INSTRUCTIONS FOR THE TASK
Wherever the word "Power" appears in a line, copy that line.

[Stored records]
((

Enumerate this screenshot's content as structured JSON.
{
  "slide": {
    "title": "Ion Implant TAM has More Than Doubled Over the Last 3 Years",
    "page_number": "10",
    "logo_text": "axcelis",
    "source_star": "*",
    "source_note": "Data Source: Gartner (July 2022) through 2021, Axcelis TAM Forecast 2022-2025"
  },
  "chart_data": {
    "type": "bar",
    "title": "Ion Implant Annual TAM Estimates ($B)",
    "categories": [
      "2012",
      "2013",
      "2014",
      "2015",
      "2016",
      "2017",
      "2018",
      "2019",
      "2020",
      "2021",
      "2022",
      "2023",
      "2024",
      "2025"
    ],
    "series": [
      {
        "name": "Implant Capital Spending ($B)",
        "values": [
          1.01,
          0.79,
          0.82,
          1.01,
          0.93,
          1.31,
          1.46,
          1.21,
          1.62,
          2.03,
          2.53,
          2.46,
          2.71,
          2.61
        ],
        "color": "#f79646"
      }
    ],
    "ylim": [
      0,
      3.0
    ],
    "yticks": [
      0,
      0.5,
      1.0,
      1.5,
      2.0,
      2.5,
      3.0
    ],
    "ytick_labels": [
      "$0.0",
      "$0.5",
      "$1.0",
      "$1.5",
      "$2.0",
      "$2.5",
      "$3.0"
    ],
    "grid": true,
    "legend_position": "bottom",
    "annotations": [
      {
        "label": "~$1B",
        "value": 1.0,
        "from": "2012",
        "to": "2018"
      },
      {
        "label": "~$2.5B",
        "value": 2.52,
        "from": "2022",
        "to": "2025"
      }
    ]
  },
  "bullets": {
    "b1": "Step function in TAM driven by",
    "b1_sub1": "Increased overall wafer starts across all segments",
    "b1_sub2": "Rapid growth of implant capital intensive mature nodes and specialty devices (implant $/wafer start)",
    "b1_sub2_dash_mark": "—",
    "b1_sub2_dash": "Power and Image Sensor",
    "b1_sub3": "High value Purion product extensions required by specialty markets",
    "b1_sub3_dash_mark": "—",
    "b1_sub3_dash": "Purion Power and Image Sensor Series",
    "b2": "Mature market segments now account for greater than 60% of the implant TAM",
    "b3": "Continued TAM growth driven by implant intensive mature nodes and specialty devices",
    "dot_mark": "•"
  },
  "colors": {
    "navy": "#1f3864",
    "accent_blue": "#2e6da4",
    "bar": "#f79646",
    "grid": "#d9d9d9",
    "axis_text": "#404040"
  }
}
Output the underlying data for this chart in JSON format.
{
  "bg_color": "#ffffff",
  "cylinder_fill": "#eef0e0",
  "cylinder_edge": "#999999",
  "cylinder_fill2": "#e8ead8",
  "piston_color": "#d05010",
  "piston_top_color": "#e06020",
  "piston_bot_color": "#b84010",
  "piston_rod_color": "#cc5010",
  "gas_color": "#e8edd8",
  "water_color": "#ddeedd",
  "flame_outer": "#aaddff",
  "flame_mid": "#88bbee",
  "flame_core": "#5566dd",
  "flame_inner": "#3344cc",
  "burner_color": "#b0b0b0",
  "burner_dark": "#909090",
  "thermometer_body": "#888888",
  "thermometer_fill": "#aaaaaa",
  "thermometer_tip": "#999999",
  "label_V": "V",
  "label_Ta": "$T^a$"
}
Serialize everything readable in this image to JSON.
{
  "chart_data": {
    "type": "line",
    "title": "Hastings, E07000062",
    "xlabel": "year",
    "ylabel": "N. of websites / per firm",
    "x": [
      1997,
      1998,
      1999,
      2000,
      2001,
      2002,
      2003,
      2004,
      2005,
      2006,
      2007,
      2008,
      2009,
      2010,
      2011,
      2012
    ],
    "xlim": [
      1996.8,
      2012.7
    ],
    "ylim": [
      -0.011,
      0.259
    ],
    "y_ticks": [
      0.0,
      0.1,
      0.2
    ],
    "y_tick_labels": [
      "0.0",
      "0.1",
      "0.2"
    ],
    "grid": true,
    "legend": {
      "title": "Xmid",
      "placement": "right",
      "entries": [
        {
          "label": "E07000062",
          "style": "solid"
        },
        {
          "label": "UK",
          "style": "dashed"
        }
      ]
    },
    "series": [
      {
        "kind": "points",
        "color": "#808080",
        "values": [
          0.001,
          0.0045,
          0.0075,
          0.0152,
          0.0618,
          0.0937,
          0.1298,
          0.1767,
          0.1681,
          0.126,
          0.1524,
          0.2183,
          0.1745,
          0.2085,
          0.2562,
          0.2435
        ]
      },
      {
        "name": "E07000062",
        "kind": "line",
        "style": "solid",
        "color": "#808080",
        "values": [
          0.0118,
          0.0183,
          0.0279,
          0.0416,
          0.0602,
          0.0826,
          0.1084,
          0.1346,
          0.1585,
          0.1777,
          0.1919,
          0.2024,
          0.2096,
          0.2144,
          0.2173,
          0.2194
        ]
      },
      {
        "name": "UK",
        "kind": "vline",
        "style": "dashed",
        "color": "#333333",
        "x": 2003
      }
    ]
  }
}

))

SOLUTION BELOW
    "b1_sub2_dash": "Power and Image Sensor",
    "b1_sub3_dash": "Purion Power and Image Sensor Series",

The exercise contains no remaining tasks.